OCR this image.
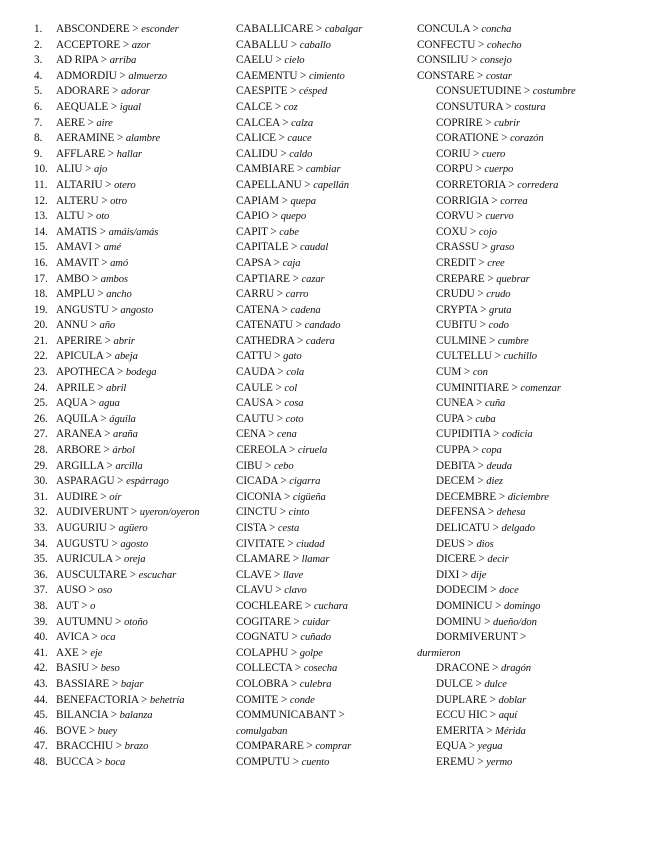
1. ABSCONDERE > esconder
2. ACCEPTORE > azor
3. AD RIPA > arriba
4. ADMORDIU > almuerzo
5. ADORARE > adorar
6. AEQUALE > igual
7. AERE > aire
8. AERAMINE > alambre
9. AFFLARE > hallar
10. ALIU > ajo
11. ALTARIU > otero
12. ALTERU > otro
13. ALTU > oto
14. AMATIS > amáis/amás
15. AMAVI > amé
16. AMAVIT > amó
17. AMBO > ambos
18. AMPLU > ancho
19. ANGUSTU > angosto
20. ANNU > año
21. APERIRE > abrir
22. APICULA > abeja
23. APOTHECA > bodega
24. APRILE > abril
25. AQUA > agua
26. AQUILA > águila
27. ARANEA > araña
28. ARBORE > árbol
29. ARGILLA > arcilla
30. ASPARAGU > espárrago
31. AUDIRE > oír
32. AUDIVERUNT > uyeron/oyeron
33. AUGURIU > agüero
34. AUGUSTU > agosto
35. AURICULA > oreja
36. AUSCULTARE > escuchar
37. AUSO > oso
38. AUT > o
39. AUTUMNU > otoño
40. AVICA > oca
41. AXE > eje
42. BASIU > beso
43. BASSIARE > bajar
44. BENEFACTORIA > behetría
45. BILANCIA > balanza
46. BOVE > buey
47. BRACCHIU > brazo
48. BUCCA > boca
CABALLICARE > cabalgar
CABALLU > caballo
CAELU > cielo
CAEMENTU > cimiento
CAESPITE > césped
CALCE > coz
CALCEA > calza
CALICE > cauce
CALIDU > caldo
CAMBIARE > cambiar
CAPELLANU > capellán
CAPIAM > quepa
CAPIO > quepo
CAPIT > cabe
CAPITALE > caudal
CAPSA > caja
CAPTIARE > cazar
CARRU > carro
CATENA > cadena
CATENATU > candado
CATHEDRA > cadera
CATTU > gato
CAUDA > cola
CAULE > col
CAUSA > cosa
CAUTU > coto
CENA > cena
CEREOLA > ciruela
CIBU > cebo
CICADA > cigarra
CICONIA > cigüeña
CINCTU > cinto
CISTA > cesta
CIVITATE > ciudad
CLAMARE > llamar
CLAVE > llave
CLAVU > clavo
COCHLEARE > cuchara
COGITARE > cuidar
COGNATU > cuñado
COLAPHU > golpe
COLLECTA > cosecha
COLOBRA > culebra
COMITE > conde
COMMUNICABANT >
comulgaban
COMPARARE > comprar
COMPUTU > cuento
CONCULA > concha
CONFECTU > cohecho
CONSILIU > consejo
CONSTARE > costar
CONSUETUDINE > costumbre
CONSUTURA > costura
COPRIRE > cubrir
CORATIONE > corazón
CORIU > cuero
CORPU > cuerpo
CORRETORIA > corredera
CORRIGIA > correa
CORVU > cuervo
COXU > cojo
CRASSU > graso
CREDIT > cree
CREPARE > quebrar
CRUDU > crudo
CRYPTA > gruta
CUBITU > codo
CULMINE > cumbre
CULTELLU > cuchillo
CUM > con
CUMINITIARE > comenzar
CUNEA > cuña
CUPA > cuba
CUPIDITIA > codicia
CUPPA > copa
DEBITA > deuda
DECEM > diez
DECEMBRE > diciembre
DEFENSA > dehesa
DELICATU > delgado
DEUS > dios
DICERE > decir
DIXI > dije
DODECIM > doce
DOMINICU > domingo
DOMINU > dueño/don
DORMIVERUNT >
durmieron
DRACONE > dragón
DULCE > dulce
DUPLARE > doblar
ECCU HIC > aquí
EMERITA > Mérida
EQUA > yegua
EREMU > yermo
- - -
THE REQUEST — Write out each entry exactly as given, omitting any picture.

ANSWER FOR THE TASK —
OCR this image.
1. ABSCONDERE > esconder
2. ACCEPTORE > azor
3. AD RIPA > arriba
4. ADMORDIU > almuerzo
5. ADORARE > adorar
6. AEQUALE > igual
7. AERE > aire
8. AERAMINE > alambre
9. AFFLARE > hallar
10. ALIU > ajo
11. ALTARIU > otero
12. ALTERU > otro
13. ALTU > oto
14. AMATIS > amáis/amás
15. AMAVI > amé
16. AMAVIT > amó
17. AMBO > ambos
18. AMPLU > ancho
19. ANGUSTU > angosto
20. ANNU > año
21. APERIRE > abrir
22. APICULA > abeja
23. APOTHECA > bodega
24. APRILE > abril
25. AQUA > agua
26. AQUILA > águila
27. ARANEA > araña
28. ARBORE > árbol
29. ARGILLA > arcilla
30. ASPARAGU > espárrago
31. AUDIRE > oír
32. AUDIVERUNT > uyeron/oyeron
33. AUGURIU > agüero
34. AUGUSTU > agosto
35. AURICULA > oreja
36. AUSCULTARE > escuchar
37. AUSO > oso
38. AUT > o
39. AUTUMNU > otoño
40. AVICA > oca
41. AXE > eje
42. BASIU > beso
43. BASSIARE > bajar
44. BENEFACTORIA > behetría
45. BILANCIA > balanza
46. BOVE > buey
47. BRACCHIU > brazo
48. BUCCA > boca
CABALLICARE > cabalgar
CABALLU > caballo
CAELU > cielo
CAEMENTU > cimiento
CAESPITE > césped
CALCE > coz
CALCEA > calza
CALICE > cauce
CALIDU > caldo
CAMBIARE > cambiar
CAPELLANU > capellán
CAPIAM > quepa
CAPIO > quepo
CAPIT > cabe
CAPITALE > caudal
CAPSA > caja
CAPTIARE > cazar
CARRU > carro
CATENA > cadena
CATENATU > candado
CATHEDRA > cadera
CATTU > gato
CAUDA > cola
CAULE > col
CAUSA > cosa
CAUTU > coto
CENA > cena
CEREOLA > ciruela
CIBU > cebo
CICADA > cigarra
CICONIA > cigüeña
CINCTU > cinto
CISTA > cesta
CIVITATE > ciudad
CLAMARE > llamar
CLAVE > llave
CLAVU > clavo
COCHLEARE > cuchara
COGITARE > cuidar
COGNATU > cuñado
COLAPHU > golpe
COLLECTA > cosecha
COLOBRA > culebra
COMITE > conde
COMMUNICABANT >
comulgaban
COMPARARE > comprar
COMPUTU > cuento
CONCULA > concha
CONFECTU > cohecho
CONSILIU > consejo
CONSTARE > costar
CONSUETUDINE > costumbre
CONSUTURA > costura
COPRIRE > cubrir
CORATIONE > corazón
CORIU > cuero
CORPU > cuerpo
CORRETORIA > corredera
CORRIGIA > correa
CORVU > cuervo
COXU > cojo
CRASSU > graso
CREDIT > cree
CREPARE > quebrar
CRUDU > crudo
CRYPTA > gruta
CUBITU > codo
CULMINE > cumbre
CULTELLU > cuchillo
CUM > con
CUMINITIARE > comenzar
CUNEA > cuña
CUPA > cuba
CUPIDITIA > codicia
CUPPA > copa
DEBITA > deuda
DECEM > diez
DECEMBRE > diciembre
DEFENSA > dehesa
DELICATU > delgado
DEUS > dios
DICERE > decir
DIXI > dije
DODECIM > doce
DOMINICU > domingo
DOMINU > dueño/don
DORMIVERUNT >
durmieron
DRACONE > dragón
DULCE > dulce
DUPLARE > doblar
ECCU HIC > aquí
EMERITA > Mérida
EQUA > yegua
EREMU > yermo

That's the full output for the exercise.